**WHAT IS NEEDED:**
In the copy, keep every record exact and leave out all images.

**DATASET EXCERPTS:**

◆ ◆ ◆ ◆ ◆

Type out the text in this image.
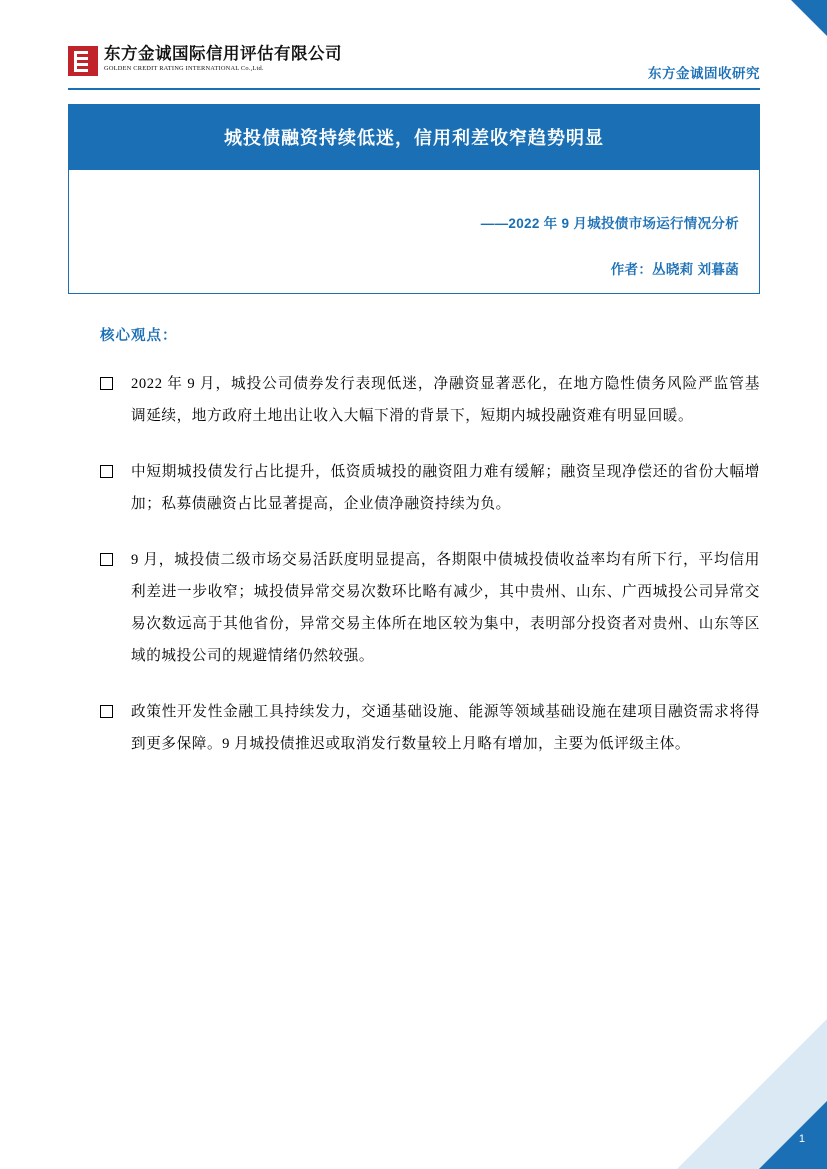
东方金诚国际信用评估有限公司
GOLDEN CREDIT RATING INTERNATIONAL Co.,Ltd.	东方金诚固收研究
城投债融资持续低迷，信用利差收窄趋势明显
——2022 年 9 月城投债市场运行情况分析
作者：丛晓莉 刘暮菡
核心观点：
2022 年 9 月，城投公司债券发行表现低迷，净融资显著恶化，在地方隐性债务风险严监管基调延续，地方政府土地出让收入大幅下滑的背景下，短期内城投融资难有明显回暖。
中短期城投债发行占比提升，低资质城投的融资阻力难有缓解；融资呈现净偿还的省份大幅增加；私募债融资占比显著提高，企业债净融资持续为负。
9 月，城投债二级市场交易活跃度明显提高，各期限中债城投债收益率均有所下行，平均信用利差进一步收窄；城投债异常交易次数环比略有减少，其中贵州、山东、广西城投公司异常交易次数远高于其他省份，异常交易主体所在地区较为集中，表明部分投资者对贵州、山东等区域的城投公司的规避情绪仍然较强。
政策性开发性金融工具持续发力，交通基础设施、能源等领域基础设施在建项目融资需求将得到更多保障。9 月城投债推迟或取消发行数量较上月略有增加，主要为低评级主体。
1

◆ ◆ ◆ ◆ ◆

**WRITTEN RESPONSE:**
Type out the text in this image.
东方金诚国际信用评估有限公司
GOLDEN CREDIT RATING INTERNATIONAL Co.,Ltd.	东方金诚固收研究
城投债融资持续低迷，信用利差收窄趋势明显
——2022 年 9 月城投债市场运行情况分析
作者：丛晓莉 刘暮菡
核心观点：
2022 年 9 月，城投公司债券发行表现低迷，净融资显著恶化，在地方隐性债务风险严监管基调延续，地方政府土地出让收入大幅下滑的背景下，短期内城投融资难有明显回暖。
中短期城投债发行占比提升，低资质城投的融资阻力难有缓解；融资呈现净偿还的省份大幅增加；私募债融资占比显著提高，企业债净融资持续为负。
9 月，城投债二级市场交易活跃度明显提高，各期限中债城投债收益率均有所下行，平均信用利差进一步收窄；城投债异常交易次数环比略有减少，其中贵州、山东、广西城投公司异常交易次数远高于其他省份，异常交易主体所在地区较为集中，表明部分投资者对贵州、山东等区域的城投公司的规避情绪仍然较强。
政策性开发性金融工具持续发力，交通基础设施、能源等领域基础设施在建项目融资需求将得到更多保障。9 月城投债推迟或取消发行数量较上月略有增加，主要为低评级主体。
1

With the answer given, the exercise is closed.